= TEXT SECTION =
Azure Event Hubs


Last Updated: 3/26/2022

Overview

  • Azure Event Hubs is a big data streaming platform and event ingestion (take in) service.
  • It can receive and process millions of events per second. Data sent to an event hub can be transformed and stored by using any real-time analytics provider such as Azure Stream Analytics or batching/storage adapters.
  • Azure Event Hubs represents the front door for an event pipeline, often called an event ingestor in solution architectures.
  • Event ingestor is a component or service that sits between event publishers and event consumers to decouple the production of an event stream from the consumption of those events.
  • Event Hubs is a fully managed Platform-as-a-Service (PaaS) with little configuration or management overhead.
  • Event Hubs is a time-retention durable buffer for telemetry ingress, similar to a distributed log.
  • Scaling options, like Auto-inflate, scale the number of throughput units to meet your usage needs.
  • Event Hubs uses a partitioned consumer model, enabling multiple applications to process the stream concurrently and letting you control the speed of processing.
  • Capture your data in near-real time in an Azure Blob storage or Azure Data Lake Storage for long-term retention or micro-batch processing.
  • Event Hubs for Apache Kafka ecosystems enables Apache Kafka (1.0 and later) clients and applications to talk to Event Hubs. You don't need to set up, configure, and manage your own Kafka and Zookeeper clusters or use some Kafka-as-a-Service offering not native to Azure.

Applications

  • Application logging
  • Live dashboards
  • Transaction processing

Key architecture components

Event Hubs contains the following key components:

Event producers

Any entity that sends data to an event hub. Event publishers can publish events using HTTPS or AMQP 1.0 or Apache Kafka (1.0 and above)

Partitions

  • Event Hubs organizes sequences of events sent to an event hub into one or more partitions. As newer events arrive, they're added to the end of this sequence.
  • A partition can be thought of as a "commit log". Partitions hold event data that contains body of the event, a user-defined property bag describing the event, metadata such as its offset in the partition, its number in the stream sequence, and service-side timestamp at which it was accepted.
  • Partitioning helps for multiple parallel logs to be used for the same event hub and supports parallel processing.
  • You can use a partition key to map incoming event data into specific partitions for the purpose of data organization.
  • A per-device or user unique identity or geography makes a good partition key,
  • Each consumer only reads a specific subset, or partition, of the message stream.

Consumer groups

A consumer group is a view (state, position, or offset) of an entire event hub. Consumer groups enable consuming applications to each have a separate view of the event stream. They read the stream independently at their own pace and with their own offsets.

Throughput Units

Throughput units (standard tier) or processing units (premium tier) or capacity units (dedicated) : Pre-purchased units of capacity that control the throughput capacity of Event Hubs.

Checkpointing

  • Checkpointing is a process by which readers mark or commit their position within a partition event sequence.

= DATA BLOCK =
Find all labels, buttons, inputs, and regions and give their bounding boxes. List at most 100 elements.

= THINGS TO DO =
(1) Translate this sentence from the Azure Event Hubs text into Spanish: "Consumer groups enable consuming applications to each have a separate view of the event stream."
(2) Continue the Azure Event Hubs text from its last sentence.

= ANSWERS TO EACH TASK =
(1) Los grupos de consumidores permiten que cada aplicación consumidora tenga una vista independiente del flujo de eventos.

(2)
  • Checkpointing is the responsibility of the consumer and occurs on a per-partition basis within a consumer group.
  • If an event processor disconnects from a partition, another instance can resume processing the partition at the checkpoint that was previously committed by the last processor of that partition in that consumer group.
  • When the processor connects, it can pass the offset to the event hub to specify the location at which to start reading
  • You use Azure Storage as the checkpoint store

Event receivers

  • Any entity that reads event data from an event hub. All Event Hubs consumers connect via the AMQP 1.0 session.
  • The Event Hubs service delivers events through a session as they become available. All Kafka consumers connect via the Kafka protocol 1.0 and later.

Demo - Create Event Hub

Create a resource group

  • Sign in to azure portal
  • Left navigation > Resources groups > Create
  • Choose subscription
  • Enter name: demo-azure
  • Region: Central India
  • Review & Create > Create

Create an Event Hubs namespace

  • Left navigation > All Services > Analytics > Event Hubs
  • Click Create or Create event hubs namespace
  • Choose subscription
  • Choose resource group
  • Enter name: demoeventhubnamespace
  • Location: Central India
  • Pricing Tier: Basic
  • Review and Create > Create
  • Go to resource

Create Event Hub

  • Go to the event hub namespace resource
  • Click Create Event Hub
  • Name: demoeventhubname
  • Create
  • Go to Side bar > Event Hubs

Create Event Sender Application

  • Open Visual Studio 2022
  • Create new project
  • Choose language: C#
  • Choose project types: Console
  • Select Console App
  • Project name: EventHubsSender
  • Solution name: AzureDemoEventHubs
  • Choose Framework: .Net 6.0
  • Create
  • Select Tools > NuGet Package Manager > Package Manager Console from the menu.
  • Install nuget package Install-Package Azure.Messaging.EventHubs
  • Add code
using Azure.Messaging.EventHubs;
using Azure.Messaging.EventHubs.Producer;
using System.Text;

namespace EventHubsSender;

public class Program
{
    // connection string to the Event Hubs namespace
    private const string connectionString = "<EVENT HUBS NAMESPACE - CONNECTION STRING>";

    // name of the event hub
    private const string eventHubName = "<EVENT HUB NAME>";

    // number of events to be sent to the event hub
    private const int numOfEvents = 3;

    // The Event Hubs client types are safe to cache and use as a singleton for the lifetime
    // of the application, which is best practice when events are being published or read regularly.
    static EventHubProducerClient producerClient;

    static async Task Main()
    {
        // Create a producer client that you can use to send events to an event hub
        producerClient = new EventHubProducerClient(connectionString, eventHubName);

        // Create a batch of events 
        using EventDataBatch eventBatch = await producerClient.CreateBatchAsync();

        for (int i = 1; i <= numOfEvents; i++)
        {
            if (!eventBatch.TryAdd(new EventData(Encoding.UTF8.GetBytes($"Event {i}"))))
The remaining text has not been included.